▶ [TASK TO CARRY OUT] Restate each entry word for word, leaving nothing out.

▶ [RECORDS SUPPLIED]
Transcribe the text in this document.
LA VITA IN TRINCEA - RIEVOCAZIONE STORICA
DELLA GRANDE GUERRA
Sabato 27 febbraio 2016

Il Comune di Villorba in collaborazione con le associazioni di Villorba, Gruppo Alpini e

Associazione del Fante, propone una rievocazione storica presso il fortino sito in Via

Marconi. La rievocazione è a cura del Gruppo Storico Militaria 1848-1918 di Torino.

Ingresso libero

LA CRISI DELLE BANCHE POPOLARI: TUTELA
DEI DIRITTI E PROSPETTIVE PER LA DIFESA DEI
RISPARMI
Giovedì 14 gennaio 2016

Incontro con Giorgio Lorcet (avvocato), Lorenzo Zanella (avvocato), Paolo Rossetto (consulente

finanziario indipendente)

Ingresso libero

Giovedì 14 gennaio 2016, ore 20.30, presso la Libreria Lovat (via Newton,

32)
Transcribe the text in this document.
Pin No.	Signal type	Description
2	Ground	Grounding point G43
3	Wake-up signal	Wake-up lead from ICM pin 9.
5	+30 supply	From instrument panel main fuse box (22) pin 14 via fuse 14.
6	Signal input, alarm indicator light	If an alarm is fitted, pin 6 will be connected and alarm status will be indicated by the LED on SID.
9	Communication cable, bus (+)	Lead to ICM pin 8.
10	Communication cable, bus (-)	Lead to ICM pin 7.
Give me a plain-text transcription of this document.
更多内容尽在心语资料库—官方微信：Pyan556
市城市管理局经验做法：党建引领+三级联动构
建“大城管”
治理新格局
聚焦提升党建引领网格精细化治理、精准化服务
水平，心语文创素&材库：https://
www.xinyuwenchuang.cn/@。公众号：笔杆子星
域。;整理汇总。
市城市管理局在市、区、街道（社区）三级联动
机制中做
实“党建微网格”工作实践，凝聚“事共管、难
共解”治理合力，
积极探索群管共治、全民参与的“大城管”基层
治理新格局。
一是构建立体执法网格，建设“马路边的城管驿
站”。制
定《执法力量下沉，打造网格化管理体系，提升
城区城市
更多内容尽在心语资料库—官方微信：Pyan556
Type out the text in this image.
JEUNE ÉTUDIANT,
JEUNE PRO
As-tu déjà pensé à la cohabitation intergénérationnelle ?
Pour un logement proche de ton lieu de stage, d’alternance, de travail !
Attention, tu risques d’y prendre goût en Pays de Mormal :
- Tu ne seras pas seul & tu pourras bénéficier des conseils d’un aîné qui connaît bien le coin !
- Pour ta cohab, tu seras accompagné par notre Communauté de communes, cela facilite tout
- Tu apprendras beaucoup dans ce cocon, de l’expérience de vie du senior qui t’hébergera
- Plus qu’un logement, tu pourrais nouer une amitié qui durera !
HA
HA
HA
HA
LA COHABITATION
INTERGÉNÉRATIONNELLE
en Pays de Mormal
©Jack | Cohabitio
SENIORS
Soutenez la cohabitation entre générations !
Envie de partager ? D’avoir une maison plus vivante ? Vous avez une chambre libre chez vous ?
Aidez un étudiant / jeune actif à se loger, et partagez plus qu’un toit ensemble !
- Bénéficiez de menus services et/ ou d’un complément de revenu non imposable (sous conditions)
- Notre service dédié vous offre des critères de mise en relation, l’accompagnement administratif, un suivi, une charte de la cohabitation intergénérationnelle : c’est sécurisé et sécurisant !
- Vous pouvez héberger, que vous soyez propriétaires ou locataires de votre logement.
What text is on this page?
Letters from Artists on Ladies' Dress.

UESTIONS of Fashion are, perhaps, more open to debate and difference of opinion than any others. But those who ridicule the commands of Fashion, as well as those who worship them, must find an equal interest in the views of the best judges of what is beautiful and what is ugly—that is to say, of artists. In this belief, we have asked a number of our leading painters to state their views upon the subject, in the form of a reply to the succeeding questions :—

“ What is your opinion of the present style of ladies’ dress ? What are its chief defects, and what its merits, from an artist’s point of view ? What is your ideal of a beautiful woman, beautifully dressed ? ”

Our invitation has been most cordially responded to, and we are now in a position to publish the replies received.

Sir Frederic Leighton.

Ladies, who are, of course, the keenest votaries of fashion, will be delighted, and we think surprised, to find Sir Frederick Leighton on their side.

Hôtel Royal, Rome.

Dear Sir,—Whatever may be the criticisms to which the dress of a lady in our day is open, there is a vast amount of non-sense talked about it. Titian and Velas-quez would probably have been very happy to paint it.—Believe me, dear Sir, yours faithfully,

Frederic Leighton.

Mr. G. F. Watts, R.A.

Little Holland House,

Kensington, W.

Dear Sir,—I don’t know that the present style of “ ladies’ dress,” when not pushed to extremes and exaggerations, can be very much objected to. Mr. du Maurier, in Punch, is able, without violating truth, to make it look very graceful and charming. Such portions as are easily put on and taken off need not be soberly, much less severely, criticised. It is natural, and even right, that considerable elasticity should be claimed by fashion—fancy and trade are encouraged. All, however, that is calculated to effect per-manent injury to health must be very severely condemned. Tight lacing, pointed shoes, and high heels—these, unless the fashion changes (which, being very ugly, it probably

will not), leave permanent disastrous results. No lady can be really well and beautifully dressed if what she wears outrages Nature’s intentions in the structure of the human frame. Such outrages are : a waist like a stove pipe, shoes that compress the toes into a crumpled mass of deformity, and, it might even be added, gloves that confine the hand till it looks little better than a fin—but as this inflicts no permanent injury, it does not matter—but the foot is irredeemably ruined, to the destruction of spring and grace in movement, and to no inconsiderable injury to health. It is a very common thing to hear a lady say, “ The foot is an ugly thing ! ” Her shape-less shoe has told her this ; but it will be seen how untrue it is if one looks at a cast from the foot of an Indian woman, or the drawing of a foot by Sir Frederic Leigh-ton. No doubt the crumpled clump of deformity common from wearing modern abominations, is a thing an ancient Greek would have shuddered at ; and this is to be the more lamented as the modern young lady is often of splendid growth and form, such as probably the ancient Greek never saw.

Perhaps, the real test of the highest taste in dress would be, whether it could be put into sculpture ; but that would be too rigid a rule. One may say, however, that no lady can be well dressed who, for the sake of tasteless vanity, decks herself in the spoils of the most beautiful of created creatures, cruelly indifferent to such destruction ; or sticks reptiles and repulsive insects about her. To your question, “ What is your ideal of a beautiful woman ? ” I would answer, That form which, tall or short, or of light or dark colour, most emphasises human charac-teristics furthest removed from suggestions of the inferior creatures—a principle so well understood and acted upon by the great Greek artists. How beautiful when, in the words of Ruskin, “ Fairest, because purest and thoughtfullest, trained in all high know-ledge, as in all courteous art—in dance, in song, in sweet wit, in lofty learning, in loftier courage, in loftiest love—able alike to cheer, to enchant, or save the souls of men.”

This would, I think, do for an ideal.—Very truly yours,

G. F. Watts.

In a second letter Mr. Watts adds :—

▶ [COMPLETE OUTPUT]
Transcribe the text in this document.
LA VITA IN TRINCEA - RIEVOCAZIONE STORICA
DELLA GRANDE GUERRA
Sabato 27 febbraio 2016

Il Comune di Villorba in collaborazione con le associazioni di Villorba, Gruppo Alpini e

Associazione del Fante, propone una rievocazione storica presso il fortino sito in Via

Marconi. La rievocazione è a cura del Gruppo Storico Militaria 1848-1918 di Torino.

Ingresso libero

LA CRISI DELLE BANCHE POPOLARI: TUTELA
DEI DIRITTI E PROSPETTIVE PER LA DIFESA DEI
RISPARMI
Giovedì 14 gennaio 2016

Incontro con Giorgio Lorcet (avvocato), Lorenzo Zanella (avvocato), Paolo Rossetto (consulente

finanziario indipendente)

Ingresso libero

Giovedì 14 gennaio 2016, ore 20.30, presso la Libreria Lovat (via Newton,

32)
Transcribe the text in this document.
Pin No.	Signal type	Description
2	Ground	Grounding point G43
3	Wake-up signal	Wake-up lead from ICM pin 9.
5	+30 supply	From instrument panel main fuse box (22) pin 14 via fuse 14.
6	Signal input, alarm indicator light	If an alarm is fitted, pin 6 will be connected and alarm status will be indicated by the LED on SID.
9	Communication cable, bus (+)	Lead to ICM pin 8.
10	Communication cable, bus (-)	Lead to ICM pin 7.
Give me a plain-text transcription of this document.
更多内容尽在心语资料库—官方微信：Pyan556
市城市管理局经验做法：党建引领+三级联动构
建“大城管”
治理新格局
聚焦提升党建引领网格精细化治理、精准化服务
水平，心语文创素&材库：https://
www.xinyuwenchuang.cn/@。公众号：笔杆子星
域。;整理汇总。
市城市管理局在市、区、街道（社区）三级联动
机制中做
实“党建微网格”工作实践，凝聚“事共管、难
共解”治理合力，
积极探索群管共治、全民参与的“大城管”基层
治理新格局。
一是构建立体执法网格，建设“马路边的城管驿
站”。制
定《执法力量下沉，打造网格化管理体系，提升
城区城市
更多内容尽在心语资料库—官方微信：Pyan556
Type out the text in this image.
JEUNE ÉTUDIANT,
JEUNE PRO
As-tu déjà pensé à la cohabitation intergénérationnelle ?
Pour un logement proche de ton lieu de stage, d’alternance, de travail !
Attention, tu risques d’y prendre goût en Pays de Mormal :
- Tu ne seras pas seul & tu pourras bénéficier des conseils d’un aîné qui connaît bien le coin !
- Pour ta cohab, tu seras accompagné par notre Communauté de communes, cela facilite tout
- Tu apprendras beaucoup dans ce cocon, de l’expérience de vie du senior qui t’hébergera
- Plus qu’un logement, tu pourrais nouer une amitié qui durera !
HA
HA
HA
HA
LA COHABITATION
INTERGÉNÉRATIONNELLE
en Pays de Mormal
©Jack | Cohabitio
SENIORS
Soutenez la cohabitation entre générations !
Envie de partager ? D’avoir une maison plus vivante ? Vous avez une chambre libre chez vous ?
Aidez un étudiant / jeune actif à se loger, et partagez plus qu’un toit ensemble !
- Bénéficiez de menus services et/ ou d’un complément de revenu non imposable (sous conditions)
- Notre service dédié vous offre des critères de mise en relation, l’accompagnement administratif, un suivi, une charte de la cohabitation intergénérationnelle : c’est sécurisé et sécurisant !
- Vous pouvez héberger, que vous soyez propriétaires ou locataires de votre logement.
What text is on this page?
Letters from Artists on Ladies' Dress.

UESTIONS of Fashion are, perhaps, more open to debate and difference of opinion than any others. But those who ridicule the commands of Fashion, as well as those who worship them, must find an equal interest in the views of the best judges of what is beautiful and what is ugly—that is to say, of artists. In this belief, we have asked a number of our leading painters to state their views upon the subject, in the form of a reply to the succeeding questions :—

“ What is your opinion of the present style of ladies’ dress ? What are its chief defects, and what its merits, from an artist’s point of view ? What is your ideal of a beautiful woman, beautifully dressed ? ”

Our invitation has been most cordially responded to, and we are now in a position to publish the replies received.

Sir Frederic Leighton.

Ladies, who are, of course, the keenest votaries of fashion, will be delighted, and we think surprised, to find Sir Frederick Leighton on their side.

Hôtel Royal, Rome.

Dear Sir,—Whatever may be the criticisms to which the dress of a lady in our day is open, there is a vast amount of non-sense talked about it. Titian and Velas-quez would probably have been very happy to paint it.—Believe me, dear Sir, yours faithfully,

Frederic Leighton.

Mr. G. F. Watts, R.A.

Little Holland House,

Kensington, W.

Dear Sir,—I don’t know that the present style of “ ladies’ dress,” when not pushed to extremes and exaggerations, can be very much objected to. Mr. du Maurier, in Punch, is able, without violating truth, to make it look very graceful and charming. Such portions as are easily put on and taken off need not be soberly, much less severely, criticised. It is natural, and even right, that considerable elasticity should be claimed by fashion—fancy and trade are encouraged. All, however, that is calculated to effect per-manent injury to health must be very severely condemned. Tight lacing, pointed shoes, and high heels—these, unless the fashion changes (which, being very ugly, it probably

will not), leave permanent disastrous results. No lady can be really well and beautifully dressed if what she wears outrages Nature’s intentions in the structure of the human frame. Such outrages are : a waist like a stove pipe, shoes that compress the toes into a crumpled mass of deformity, and, it might even be added, gloves that confine the hand till it looks little better than a fin—but as this inflicts no permanent injury, it does not matter—but the foot is irredeemably ruined, to the destruction of spring and grace in movement, and to no inconsiderable injury to health. It is a very common thing to hear a lady say, “ The foot is an ugly thing ! ” Her shape-less shoe has told her this ; but it will be seen how untrue it is if one looks at a cast from the foot of an Indian woman, or the drawing of a foot by Sir Frederic Leigh-ton. No doubt the crumpled clump of deformity common from wearing modern abominations, is a thing an ancient Greek would have shuddered at ; and this is to be the more lamented as the modern young lady is often of splendid growth and form, such as probably the ancient Greek never saw.

Perhaps, the real test of the highest taste in dress would be, whether it could be put into sculpture ; but that would be too rigid a rule. One may say, however, that no lady can be well dressed who, for the sake of tasteless vanity, decks herself in the spoils of the most beautiful of created creatures, cruelly indifferent to such destruction ; or sticks reptiles and repulsive insects about her. To your question, “ What is your ideal of a beautiful woman ? ” I would answer, That form which, tall or short, or of light or dark colour, most emphasises human charac-teristics furthest removed from suggestions of the inferior creatures—a principle so well understood and acted upon by the great Greek artists. How beautiful when, in the words of Ruskin, “ Fairest, because purest and thoughtfullest, trained in all high know-ledge, as in all courteous art—in dance, in song, in sweet wit, in lofty learning, in loftier courage, in loftiest love—able alike to cheer, to enchant, or save the souls of men.”

This would, I think, do for an ideal.—Very truly yours,

G. F. Watts.

In a second letter Mr. Watts adds :—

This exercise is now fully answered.